** Start of The records **

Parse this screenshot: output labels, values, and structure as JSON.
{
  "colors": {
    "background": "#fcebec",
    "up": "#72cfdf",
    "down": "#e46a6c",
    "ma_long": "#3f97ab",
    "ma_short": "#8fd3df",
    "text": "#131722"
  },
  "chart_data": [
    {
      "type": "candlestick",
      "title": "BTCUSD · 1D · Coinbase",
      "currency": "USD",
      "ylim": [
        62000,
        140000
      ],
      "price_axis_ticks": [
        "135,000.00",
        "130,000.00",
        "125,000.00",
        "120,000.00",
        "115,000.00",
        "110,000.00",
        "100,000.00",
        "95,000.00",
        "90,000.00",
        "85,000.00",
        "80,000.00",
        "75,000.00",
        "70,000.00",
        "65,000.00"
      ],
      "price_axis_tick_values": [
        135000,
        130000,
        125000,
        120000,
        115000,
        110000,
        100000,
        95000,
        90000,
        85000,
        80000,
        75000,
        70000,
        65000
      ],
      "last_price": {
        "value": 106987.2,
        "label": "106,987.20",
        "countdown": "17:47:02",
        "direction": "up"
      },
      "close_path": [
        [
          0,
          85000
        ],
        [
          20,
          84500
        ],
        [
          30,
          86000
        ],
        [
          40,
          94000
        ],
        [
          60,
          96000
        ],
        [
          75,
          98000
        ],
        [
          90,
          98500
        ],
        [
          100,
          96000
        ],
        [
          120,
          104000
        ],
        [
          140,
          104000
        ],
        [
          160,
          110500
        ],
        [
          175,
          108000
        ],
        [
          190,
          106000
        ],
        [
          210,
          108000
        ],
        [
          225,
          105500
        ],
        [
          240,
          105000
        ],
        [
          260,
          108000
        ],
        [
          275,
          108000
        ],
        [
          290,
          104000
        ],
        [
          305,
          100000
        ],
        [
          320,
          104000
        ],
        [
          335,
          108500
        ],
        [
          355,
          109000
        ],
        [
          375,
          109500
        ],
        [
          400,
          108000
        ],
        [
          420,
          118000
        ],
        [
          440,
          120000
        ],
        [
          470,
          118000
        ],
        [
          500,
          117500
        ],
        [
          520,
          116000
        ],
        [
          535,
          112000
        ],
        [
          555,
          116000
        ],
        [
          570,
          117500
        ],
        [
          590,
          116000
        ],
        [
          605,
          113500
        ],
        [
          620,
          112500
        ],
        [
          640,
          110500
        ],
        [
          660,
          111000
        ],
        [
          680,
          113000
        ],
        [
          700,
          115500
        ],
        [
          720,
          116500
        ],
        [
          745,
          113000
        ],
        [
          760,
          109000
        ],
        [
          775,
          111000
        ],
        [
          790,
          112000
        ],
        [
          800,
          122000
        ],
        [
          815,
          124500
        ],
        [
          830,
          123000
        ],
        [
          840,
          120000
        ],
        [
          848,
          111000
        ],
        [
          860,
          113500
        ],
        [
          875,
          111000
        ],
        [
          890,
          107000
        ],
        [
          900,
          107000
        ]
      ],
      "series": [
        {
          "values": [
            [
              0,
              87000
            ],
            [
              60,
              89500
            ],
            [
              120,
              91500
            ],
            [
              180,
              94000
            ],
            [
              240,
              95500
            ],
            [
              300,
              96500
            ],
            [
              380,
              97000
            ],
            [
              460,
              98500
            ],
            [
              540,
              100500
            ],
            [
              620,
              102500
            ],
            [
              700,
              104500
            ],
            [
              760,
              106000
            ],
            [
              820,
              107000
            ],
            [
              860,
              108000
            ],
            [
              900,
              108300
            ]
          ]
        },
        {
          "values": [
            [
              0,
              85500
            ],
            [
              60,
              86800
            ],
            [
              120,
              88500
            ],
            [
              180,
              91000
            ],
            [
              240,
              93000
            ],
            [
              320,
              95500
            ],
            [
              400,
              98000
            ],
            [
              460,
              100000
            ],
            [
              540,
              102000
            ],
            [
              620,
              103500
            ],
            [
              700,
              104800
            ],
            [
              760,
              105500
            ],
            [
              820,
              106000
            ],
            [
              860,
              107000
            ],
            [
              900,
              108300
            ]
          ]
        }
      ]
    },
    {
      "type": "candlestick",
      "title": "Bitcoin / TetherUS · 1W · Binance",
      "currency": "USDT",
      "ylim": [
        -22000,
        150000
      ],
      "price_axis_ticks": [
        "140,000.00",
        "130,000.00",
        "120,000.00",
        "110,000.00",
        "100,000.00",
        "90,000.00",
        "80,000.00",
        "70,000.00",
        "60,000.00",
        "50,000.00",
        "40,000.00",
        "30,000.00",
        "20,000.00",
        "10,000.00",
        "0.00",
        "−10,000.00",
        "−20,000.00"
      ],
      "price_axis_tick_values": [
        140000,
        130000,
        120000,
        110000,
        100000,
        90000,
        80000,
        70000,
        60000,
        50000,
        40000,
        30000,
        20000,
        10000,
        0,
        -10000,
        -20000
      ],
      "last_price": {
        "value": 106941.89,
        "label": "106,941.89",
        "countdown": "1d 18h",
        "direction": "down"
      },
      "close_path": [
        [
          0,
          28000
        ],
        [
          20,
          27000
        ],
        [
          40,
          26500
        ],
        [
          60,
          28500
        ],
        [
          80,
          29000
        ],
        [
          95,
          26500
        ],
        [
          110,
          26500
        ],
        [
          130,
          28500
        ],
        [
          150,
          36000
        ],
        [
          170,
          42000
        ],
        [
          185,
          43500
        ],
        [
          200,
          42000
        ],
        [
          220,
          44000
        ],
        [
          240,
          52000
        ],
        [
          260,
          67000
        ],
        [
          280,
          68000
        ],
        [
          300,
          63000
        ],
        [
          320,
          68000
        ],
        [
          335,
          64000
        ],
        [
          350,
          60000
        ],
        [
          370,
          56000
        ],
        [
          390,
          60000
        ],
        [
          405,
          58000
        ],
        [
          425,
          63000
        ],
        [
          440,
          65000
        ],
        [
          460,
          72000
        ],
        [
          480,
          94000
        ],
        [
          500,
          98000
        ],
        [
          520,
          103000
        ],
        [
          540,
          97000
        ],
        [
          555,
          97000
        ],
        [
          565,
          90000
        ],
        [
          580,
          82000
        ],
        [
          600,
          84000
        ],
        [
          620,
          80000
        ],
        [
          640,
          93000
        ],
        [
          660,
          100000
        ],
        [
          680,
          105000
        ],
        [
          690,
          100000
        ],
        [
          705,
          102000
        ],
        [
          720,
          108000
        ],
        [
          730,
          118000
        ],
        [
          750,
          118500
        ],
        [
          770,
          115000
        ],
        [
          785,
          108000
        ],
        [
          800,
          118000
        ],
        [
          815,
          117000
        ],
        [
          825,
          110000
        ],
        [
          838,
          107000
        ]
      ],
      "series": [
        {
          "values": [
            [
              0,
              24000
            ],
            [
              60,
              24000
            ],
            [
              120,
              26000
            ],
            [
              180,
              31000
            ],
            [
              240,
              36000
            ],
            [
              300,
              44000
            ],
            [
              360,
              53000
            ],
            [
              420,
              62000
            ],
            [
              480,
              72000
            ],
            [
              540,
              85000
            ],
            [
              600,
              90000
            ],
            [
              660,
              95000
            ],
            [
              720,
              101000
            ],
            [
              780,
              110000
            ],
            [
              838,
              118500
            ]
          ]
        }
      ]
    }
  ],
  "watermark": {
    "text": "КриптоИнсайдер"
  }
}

** End of The records **

Copy out every line with the word "title".

Exercise result:
      "title": "BTCUSD · 1D · Coinbase",
      "title": "Bitcoin / TetherUS · 1W · Binance",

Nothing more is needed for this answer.